Show each line that has the string "Account" in it.

+++

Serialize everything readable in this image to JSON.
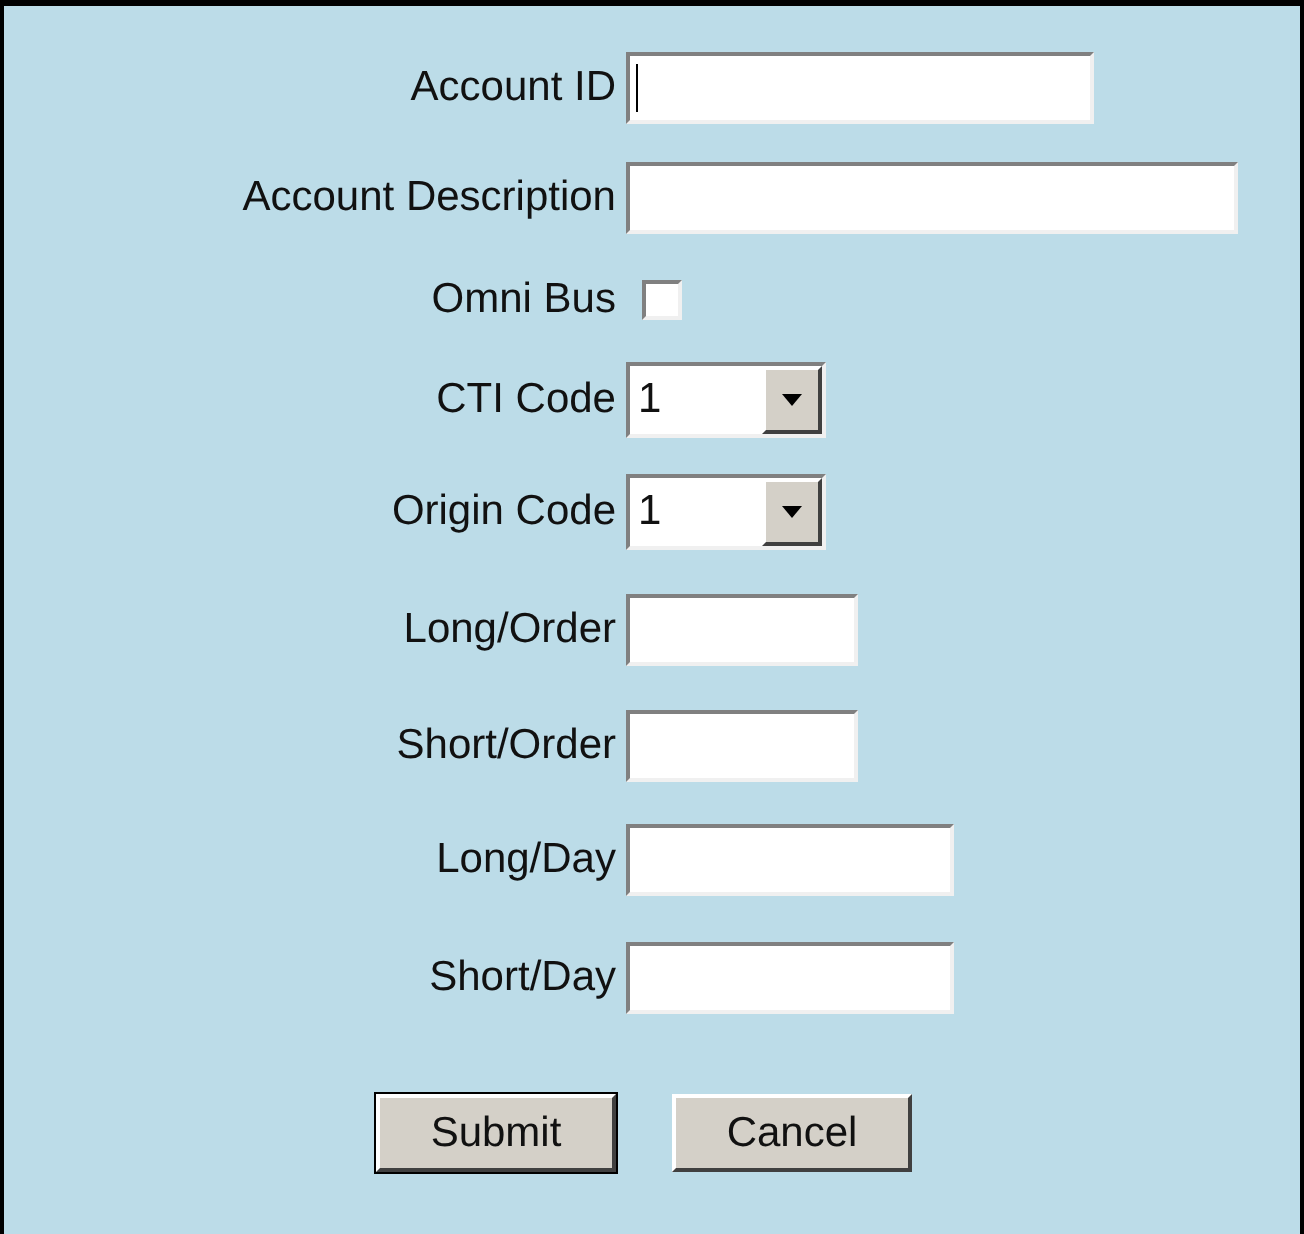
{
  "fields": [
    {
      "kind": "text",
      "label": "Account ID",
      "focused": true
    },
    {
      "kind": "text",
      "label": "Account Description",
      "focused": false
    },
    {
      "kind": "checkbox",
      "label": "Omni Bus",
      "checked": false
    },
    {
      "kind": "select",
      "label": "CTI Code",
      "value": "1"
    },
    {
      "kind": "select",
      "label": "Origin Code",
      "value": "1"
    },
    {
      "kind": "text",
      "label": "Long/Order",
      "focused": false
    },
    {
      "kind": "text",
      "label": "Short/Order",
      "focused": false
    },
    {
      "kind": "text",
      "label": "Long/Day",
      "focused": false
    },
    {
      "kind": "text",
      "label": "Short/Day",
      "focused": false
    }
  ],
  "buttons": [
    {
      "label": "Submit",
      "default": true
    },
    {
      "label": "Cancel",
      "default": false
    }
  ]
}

+++

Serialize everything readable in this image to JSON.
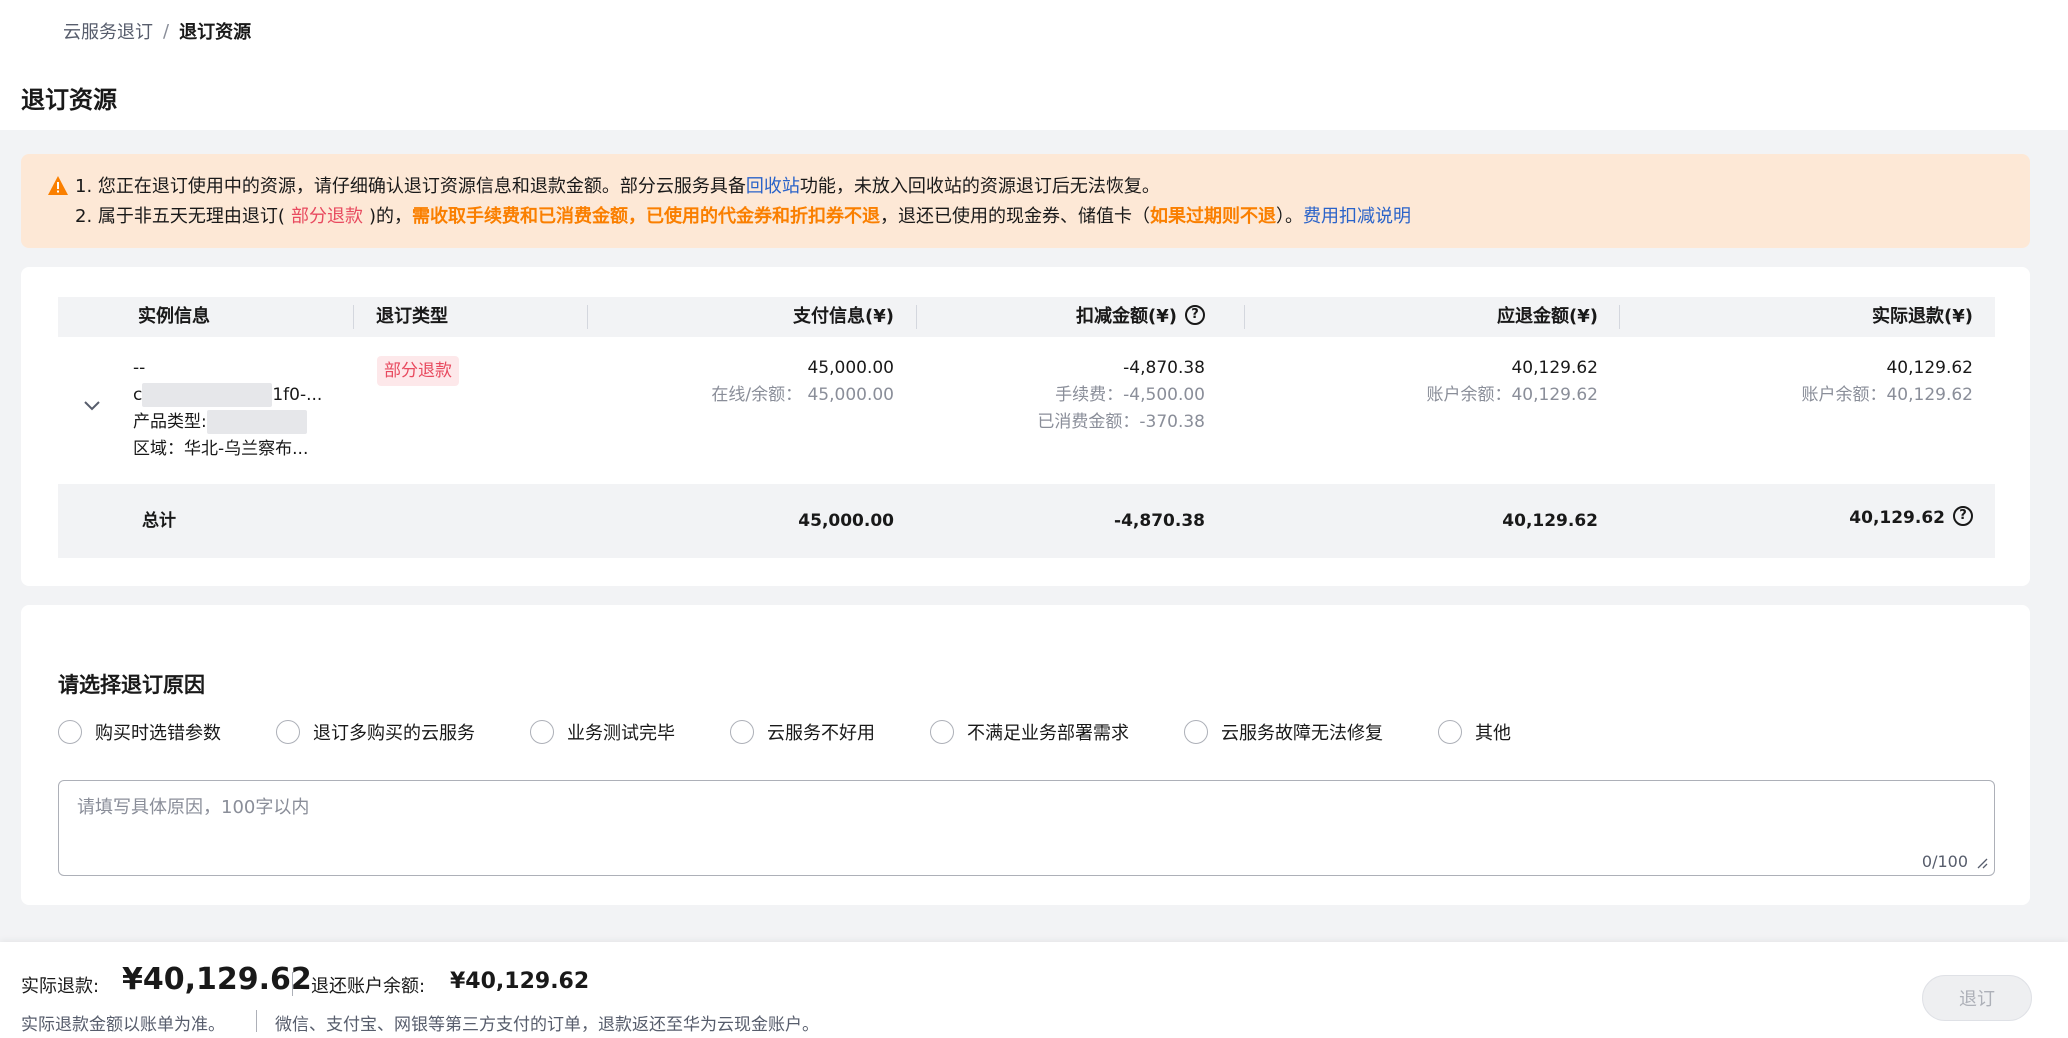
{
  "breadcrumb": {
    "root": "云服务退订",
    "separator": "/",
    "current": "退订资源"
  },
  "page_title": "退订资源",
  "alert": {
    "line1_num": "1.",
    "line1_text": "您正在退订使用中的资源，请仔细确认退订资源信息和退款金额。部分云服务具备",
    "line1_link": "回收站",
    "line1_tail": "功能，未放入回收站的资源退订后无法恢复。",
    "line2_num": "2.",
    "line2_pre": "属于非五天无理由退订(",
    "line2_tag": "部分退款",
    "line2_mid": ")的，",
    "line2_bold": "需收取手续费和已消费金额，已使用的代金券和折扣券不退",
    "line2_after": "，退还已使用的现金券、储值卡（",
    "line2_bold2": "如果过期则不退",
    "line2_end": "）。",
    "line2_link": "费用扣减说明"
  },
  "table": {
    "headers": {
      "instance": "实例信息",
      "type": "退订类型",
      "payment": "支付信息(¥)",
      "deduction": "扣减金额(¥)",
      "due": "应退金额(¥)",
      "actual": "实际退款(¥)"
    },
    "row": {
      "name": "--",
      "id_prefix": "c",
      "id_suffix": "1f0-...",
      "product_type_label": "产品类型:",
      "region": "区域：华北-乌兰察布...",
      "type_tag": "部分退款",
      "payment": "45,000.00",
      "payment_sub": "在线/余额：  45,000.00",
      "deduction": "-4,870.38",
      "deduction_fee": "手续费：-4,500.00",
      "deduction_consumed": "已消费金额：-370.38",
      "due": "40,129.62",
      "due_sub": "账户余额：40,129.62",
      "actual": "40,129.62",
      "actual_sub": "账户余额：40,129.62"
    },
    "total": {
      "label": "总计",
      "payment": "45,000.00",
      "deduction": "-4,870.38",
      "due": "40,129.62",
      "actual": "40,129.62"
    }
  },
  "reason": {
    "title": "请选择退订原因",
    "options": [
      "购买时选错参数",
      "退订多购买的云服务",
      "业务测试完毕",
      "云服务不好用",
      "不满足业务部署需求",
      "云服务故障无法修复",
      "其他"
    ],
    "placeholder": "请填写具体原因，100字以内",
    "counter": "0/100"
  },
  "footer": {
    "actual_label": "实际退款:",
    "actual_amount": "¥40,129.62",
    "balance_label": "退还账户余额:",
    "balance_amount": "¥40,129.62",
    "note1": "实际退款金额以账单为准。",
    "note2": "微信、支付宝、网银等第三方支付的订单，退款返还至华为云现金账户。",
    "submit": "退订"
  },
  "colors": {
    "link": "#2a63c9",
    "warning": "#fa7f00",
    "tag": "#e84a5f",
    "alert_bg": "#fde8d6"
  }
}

+++

TASK RESPONSE |
      "label": "Account ID",
      "label": "Account Description",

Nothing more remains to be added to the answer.